start
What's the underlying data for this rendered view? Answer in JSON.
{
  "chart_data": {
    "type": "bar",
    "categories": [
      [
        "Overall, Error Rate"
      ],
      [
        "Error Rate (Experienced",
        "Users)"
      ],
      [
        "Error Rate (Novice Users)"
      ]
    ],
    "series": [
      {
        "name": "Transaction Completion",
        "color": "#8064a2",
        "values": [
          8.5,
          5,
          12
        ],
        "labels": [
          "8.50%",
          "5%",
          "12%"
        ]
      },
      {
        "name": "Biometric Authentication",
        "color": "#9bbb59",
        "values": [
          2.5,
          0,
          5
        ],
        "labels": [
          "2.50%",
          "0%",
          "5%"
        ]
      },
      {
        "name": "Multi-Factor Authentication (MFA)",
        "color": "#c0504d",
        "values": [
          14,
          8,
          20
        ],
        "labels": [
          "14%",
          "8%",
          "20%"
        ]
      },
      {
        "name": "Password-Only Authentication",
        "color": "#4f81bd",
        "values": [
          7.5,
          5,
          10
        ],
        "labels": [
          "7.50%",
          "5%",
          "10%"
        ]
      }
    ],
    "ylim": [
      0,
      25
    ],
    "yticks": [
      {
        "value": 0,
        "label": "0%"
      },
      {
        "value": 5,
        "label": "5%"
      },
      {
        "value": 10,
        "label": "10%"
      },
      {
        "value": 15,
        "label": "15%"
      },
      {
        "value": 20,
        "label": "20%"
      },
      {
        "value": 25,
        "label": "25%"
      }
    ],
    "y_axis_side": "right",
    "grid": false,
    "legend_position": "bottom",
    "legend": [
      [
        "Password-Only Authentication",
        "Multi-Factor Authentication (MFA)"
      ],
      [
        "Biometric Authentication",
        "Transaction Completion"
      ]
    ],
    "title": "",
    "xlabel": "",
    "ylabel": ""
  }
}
end
start
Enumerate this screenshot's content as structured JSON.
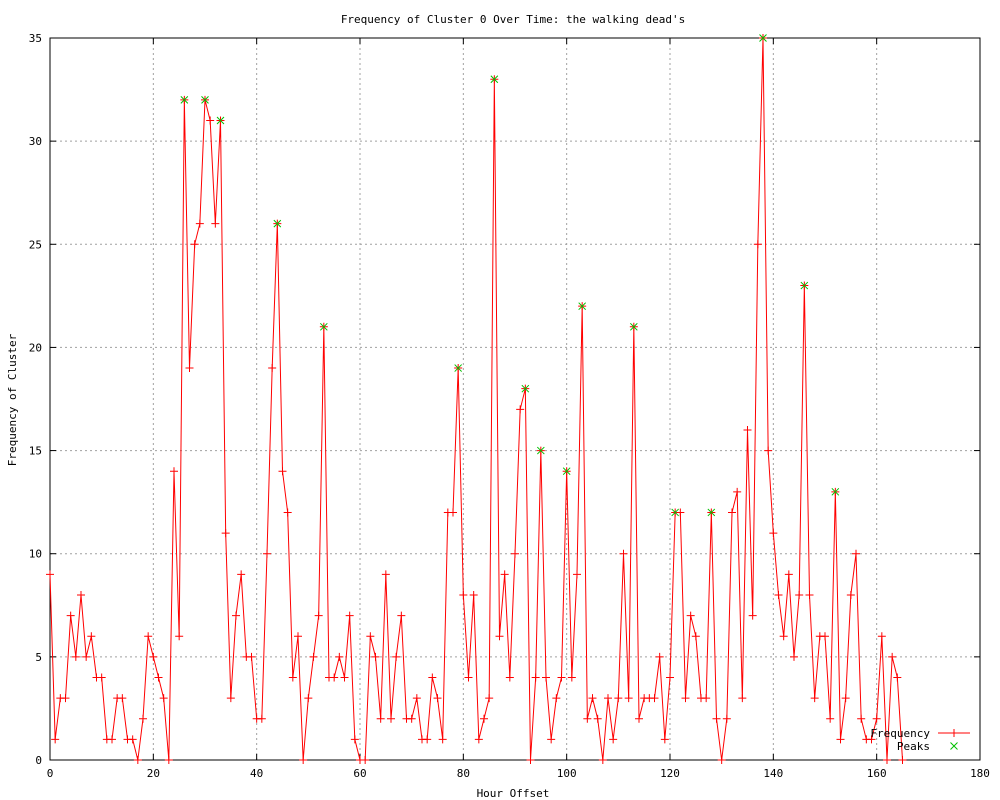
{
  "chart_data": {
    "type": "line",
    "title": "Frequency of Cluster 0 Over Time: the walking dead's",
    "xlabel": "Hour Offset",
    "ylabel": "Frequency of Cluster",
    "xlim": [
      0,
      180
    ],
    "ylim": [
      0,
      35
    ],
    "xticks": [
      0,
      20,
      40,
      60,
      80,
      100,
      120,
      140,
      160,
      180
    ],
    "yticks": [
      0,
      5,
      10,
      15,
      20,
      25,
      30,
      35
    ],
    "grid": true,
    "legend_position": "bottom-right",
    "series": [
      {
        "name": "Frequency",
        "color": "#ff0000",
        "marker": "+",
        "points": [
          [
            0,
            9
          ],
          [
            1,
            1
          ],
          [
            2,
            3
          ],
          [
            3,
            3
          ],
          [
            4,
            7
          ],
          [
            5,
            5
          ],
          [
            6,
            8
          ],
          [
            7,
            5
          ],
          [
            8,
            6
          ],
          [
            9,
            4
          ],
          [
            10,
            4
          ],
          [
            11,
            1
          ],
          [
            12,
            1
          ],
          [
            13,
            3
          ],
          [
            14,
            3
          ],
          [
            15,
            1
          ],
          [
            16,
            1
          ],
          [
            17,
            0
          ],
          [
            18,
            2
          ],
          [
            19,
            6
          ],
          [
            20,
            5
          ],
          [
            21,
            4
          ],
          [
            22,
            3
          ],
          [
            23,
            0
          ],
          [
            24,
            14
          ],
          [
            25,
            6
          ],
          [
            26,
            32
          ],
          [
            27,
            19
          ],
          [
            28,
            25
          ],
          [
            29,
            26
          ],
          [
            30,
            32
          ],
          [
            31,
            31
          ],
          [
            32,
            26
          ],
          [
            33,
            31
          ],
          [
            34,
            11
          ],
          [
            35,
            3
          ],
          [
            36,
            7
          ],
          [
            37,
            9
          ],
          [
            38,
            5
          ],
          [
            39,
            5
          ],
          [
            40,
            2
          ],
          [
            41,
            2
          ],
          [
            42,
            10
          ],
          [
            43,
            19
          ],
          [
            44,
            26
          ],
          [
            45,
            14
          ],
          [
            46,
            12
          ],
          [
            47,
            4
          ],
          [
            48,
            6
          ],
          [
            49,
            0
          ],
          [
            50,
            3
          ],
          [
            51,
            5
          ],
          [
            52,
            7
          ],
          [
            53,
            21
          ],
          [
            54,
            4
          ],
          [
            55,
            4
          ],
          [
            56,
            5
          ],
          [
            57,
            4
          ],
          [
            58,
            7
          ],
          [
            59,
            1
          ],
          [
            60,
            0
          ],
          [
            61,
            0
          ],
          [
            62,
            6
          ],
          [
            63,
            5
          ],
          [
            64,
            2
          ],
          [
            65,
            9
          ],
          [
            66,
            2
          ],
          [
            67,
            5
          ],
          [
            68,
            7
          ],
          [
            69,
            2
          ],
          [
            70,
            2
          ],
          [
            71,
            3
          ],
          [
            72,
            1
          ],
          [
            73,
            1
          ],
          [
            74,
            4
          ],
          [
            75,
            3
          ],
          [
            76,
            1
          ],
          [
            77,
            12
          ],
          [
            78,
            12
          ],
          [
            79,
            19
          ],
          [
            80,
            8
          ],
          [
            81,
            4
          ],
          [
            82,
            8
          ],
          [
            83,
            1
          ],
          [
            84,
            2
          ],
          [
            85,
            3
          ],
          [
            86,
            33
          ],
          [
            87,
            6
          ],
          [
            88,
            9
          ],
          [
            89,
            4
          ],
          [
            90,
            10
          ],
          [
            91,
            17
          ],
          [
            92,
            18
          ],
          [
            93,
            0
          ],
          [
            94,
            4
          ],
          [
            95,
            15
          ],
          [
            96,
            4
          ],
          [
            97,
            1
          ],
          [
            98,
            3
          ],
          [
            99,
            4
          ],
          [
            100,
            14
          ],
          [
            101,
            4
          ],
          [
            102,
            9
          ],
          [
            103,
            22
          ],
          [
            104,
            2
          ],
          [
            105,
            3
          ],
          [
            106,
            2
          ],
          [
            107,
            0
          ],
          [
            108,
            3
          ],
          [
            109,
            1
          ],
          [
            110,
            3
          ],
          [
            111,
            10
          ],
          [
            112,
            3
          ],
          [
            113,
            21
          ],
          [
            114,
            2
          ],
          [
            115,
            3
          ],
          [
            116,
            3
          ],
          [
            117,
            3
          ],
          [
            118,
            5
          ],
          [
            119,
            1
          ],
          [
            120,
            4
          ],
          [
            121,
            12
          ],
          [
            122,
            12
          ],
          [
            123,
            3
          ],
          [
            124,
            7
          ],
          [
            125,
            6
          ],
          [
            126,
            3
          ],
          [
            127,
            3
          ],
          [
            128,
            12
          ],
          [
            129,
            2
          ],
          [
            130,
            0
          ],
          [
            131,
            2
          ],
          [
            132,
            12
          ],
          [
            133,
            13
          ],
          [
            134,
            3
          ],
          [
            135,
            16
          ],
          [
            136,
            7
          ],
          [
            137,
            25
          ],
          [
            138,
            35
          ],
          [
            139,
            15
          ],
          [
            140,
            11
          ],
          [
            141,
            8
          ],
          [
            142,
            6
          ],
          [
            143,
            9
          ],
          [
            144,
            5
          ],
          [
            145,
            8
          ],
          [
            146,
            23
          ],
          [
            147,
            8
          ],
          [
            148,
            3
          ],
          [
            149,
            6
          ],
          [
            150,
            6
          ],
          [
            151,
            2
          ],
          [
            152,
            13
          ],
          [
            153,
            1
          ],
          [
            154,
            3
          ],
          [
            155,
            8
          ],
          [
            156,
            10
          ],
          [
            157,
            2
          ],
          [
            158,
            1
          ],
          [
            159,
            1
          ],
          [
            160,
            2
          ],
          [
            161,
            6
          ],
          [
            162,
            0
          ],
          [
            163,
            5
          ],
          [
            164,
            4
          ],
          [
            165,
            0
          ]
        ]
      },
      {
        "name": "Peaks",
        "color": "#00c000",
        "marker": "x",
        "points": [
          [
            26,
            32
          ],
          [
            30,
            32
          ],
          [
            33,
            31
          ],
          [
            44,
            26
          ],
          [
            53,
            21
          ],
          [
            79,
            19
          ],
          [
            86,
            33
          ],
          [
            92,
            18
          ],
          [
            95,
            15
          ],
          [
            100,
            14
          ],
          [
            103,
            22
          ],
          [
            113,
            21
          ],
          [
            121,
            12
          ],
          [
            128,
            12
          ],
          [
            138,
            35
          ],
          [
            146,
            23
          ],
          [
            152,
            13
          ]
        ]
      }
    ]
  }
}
end
Copy each line of the entries that includes the word "this".

What's the underlying data for this rendered view? Answer in JSON.
Enumerate this screenshot's content as structured JSON.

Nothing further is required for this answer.